● SHORT EXERCISE:
Reproduce the lines below from the one that contains "Parse this screenshot: output" through the end, inclusive, and add nothing.

● LISTED ENTRIES:
+===+
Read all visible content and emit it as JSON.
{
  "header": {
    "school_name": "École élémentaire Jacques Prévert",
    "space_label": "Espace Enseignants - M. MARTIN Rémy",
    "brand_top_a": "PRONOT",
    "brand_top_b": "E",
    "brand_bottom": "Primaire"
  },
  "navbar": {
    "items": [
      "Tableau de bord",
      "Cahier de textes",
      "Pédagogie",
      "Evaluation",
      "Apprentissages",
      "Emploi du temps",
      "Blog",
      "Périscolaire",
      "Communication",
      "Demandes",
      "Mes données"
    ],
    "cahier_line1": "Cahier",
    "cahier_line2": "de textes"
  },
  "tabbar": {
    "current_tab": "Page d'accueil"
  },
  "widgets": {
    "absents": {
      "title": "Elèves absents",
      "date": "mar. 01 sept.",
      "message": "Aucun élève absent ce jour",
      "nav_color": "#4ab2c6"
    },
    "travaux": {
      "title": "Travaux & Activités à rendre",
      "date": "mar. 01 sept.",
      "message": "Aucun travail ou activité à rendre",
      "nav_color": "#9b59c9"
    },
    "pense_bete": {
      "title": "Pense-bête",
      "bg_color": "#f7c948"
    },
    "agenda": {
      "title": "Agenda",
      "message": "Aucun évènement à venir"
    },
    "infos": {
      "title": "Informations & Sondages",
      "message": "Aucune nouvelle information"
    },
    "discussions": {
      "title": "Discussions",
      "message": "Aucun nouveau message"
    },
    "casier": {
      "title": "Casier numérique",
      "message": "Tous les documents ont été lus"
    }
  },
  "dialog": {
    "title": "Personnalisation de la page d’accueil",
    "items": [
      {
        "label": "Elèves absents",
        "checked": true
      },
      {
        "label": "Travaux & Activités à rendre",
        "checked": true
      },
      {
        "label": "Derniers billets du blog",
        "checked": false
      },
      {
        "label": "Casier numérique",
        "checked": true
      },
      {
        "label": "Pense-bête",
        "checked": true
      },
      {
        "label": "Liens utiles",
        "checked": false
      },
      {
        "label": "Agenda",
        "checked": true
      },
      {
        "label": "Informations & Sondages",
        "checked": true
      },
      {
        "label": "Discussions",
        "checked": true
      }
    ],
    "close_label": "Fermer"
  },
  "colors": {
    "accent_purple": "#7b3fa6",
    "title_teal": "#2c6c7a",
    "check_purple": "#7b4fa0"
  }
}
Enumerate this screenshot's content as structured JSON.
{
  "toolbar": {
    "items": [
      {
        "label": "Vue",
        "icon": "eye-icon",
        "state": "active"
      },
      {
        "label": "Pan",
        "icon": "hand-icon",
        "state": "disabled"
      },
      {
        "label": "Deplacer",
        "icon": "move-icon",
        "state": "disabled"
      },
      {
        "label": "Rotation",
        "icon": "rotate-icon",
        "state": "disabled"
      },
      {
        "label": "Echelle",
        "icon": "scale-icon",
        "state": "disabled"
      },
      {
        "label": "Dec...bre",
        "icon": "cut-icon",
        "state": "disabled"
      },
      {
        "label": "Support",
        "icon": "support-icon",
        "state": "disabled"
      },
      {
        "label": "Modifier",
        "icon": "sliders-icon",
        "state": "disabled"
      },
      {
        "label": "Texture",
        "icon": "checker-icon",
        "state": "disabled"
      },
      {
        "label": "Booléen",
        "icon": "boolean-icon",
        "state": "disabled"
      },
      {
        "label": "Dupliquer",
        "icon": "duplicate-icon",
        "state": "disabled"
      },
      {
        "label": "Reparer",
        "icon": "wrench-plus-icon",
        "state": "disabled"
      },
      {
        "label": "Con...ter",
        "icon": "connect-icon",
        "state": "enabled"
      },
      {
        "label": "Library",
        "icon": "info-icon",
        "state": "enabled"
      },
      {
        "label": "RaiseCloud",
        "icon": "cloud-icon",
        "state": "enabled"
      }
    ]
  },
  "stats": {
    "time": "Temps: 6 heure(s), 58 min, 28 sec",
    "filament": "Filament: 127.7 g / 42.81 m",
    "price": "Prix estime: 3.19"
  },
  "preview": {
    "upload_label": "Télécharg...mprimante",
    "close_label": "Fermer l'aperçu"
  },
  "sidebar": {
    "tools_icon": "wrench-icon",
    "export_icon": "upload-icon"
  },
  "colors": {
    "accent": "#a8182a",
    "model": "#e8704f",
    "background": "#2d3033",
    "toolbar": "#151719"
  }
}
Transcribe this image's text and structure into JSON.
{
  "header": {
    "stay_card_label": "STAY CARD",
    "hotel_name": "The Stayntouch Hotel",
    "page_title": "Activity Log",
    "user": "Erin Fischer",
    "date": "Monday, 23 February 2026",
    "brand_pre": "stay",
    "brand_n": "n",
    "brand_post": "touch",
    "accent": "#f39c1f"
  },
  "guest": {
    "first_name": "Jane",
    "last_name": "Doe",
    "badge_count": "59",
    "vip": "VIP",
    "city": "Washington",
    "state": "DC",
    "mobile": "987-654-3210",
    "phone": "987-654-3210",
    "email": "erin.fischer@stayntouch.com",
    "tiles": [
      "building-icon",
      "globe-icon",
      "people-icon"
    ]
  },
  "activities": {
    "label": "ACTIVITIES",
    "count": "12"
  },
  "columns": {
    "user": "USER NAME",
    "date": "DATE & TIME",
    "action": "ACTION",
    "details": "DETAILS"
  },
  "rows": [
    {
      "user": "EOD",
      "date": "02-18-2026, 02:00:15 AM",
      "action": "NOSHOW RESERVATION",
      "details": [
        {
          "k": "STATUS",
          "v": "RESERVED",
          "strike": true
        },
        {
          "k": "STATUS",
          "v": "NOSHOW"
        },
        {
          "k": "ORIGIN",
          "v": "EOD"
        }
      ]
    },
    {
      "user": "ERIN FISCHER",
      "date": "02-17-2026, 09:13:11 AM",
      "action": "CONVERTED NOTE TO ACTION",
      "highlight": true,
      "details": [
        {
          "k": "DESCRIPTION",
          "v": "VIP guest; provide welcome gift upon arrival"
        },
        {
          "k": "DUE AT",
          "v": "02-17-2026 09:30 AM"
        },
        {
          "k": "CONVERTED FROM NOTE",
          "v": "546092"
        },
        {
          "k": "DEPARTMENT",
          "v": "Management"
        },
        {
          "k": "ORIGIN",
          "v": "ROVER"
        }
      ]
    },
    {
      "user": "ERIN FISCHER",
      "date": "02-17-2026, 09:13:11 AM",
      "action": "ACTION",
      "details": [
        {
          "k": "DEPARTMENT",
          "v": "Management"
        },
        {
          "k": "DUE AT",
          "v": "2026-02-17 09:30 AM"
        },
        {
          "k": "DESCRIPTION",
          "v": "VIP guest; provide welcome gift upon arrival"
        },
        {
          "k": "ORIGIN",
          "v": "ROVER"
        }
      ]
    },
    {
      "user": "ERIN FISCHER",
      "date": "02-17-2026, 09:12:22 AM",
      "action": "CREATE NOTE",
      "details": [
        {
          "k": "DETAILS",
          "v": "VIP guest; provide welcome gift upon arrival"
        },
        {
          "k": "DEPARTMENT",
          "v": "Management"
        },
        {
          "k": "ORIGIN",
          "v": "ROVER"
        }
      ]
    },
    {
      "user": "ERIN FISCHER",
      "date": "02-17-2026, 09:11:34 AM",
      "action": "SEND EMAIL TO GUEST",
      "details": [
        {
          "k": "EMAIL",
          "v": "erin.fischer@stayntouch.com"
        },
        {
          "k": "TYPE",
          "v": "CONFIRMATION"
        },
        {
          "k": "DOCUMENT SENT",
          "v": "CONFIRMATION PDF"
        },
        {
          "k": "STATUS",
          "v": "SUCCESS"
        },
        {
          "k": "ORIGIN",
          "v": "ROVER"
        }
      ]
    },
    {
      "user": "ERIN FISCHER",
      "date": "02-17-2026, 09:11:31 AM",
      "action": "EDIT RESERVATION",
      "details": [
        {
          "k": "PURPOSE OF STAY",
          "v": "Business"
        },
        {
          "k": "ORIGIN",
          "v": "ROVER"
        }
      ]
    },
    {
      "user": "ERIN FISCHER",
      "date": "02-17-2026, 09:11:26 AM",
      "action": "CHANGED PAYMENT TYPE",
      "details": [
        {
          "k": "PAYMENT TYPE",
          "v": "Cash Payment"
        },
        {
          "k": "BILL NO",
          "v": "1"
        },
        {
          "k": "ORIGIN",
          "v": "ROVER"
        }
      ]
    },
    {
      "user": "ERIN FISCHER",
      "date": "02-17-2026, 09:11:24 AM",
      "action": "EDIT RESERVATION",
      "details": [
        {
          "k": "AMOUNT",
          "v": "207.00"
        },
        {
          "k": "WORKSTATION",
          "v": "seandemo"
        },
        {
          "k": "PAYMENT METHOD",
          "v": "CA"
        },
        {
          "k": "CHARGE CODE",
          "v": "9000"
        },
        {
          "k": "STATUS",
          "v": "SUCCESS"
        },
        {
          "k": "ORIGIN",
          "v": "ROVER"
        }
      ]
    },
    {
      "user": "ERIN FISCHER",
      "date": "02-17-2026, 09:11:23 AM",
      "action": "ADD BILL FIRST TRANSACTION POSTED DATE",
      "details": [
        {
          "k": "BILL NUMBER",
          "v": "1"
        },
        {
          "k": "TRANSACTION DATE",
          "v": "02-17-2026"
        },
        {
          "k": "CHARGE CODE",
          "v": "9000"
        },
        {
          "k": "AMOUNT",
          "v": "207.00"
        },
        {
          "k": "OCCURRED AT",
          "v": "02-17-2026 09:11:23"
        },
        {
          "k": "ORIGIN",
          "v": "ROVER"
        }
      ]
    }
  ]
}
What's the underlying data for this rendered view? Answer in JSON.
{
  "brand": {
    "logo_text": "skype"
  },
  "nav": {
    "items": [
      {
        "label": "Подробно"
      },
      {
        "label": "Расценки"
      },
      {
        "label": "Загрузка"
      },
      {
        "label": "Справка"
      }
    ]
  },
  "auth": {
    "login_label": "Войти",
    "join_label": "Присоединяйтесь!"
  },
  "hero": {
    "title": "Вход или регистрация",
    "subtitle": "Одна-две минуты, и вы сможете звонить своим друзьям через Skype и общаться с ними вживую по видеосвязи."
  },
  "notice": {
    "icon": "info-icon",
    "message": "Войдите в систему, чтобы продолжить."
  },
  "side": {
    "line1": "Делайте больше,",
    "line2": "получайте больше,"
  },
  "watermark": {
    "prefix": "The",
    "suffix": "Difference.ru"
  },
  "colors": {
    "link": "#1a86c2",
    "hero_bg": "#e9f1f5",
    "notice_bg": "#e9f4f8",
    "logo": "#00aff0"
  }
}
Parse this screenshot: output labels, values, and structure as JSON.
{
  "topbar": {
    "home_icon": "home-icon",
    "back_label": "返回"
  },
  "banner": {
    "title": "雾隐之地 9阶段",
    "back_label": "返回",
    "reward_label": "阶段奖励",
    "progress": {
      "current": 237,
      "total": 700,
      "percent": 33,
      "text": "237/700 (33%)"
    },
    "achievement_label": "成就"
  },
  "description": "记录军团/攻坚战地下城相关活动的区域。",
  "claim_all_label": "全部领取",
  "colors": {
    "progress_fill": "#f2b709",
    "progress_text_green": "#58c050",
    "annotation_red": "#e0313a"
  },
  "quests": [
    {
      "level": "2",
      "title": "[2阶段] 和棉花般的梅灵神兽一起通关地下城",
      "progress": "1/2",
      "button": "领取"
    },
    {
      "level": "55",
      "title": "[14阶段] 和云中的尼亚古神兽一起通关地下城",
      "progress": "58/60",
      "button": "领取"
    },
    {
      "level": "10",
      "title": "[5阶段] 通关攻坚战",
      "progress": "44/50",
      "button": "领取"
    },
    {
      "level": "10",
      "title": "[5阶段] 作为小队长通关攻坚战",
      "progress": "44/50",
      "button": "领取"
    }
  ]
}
+===+
● EXERCISE OUTPUT:
Parse this screenshot: output labels, values, and structure as JSON.
{
  "topbar": {
    "home_icon": "home-icon",
    "back_label": "返回"
  },
  "banner": {
    "title": "雾隐之地 9阶段",
    "back_label": "返回",
    "reward_label": "阶段奖励",
    "progress": {
      "current": 237,
      "total": 700,
      "percent": 33,
      "text": "237/700 (33%)"
    },
    "achievement_label": "成就"
  },
  "description": "记录军团/攻坚战地下城相关活动的区域。",
  "claim_all_label": "全部领取",
  "colors": {
    "progress_fill": "#f2b709",
    "progress_text_green": "#58c050",
    "annotation_red": "#e0313a"
  },
  "quests": [
    {
      "level": "2",
      "title": "[2阶段] 和棉花般的梅灵神兽一起通关地下城",
      "progress": "1/2",
      "button": "领取"
    },
    {
      "level": "55",
      "title": "[14阶段] 和云中的尼亚古神兽一起通关地下城",
      "progress": "58/60",
      "button": "领取"
    },
    {
      "level": "10",
      "title": "[5阶段] 通关攻坚战",
      "progress": "44/50",
      "button": "领取"
    },
    {
      "level": "10",
      "title": "[5阶段] 作为小队长通关攻坚战",
      "progress": "44/50",
      "button": "领取"
    }
  ]
}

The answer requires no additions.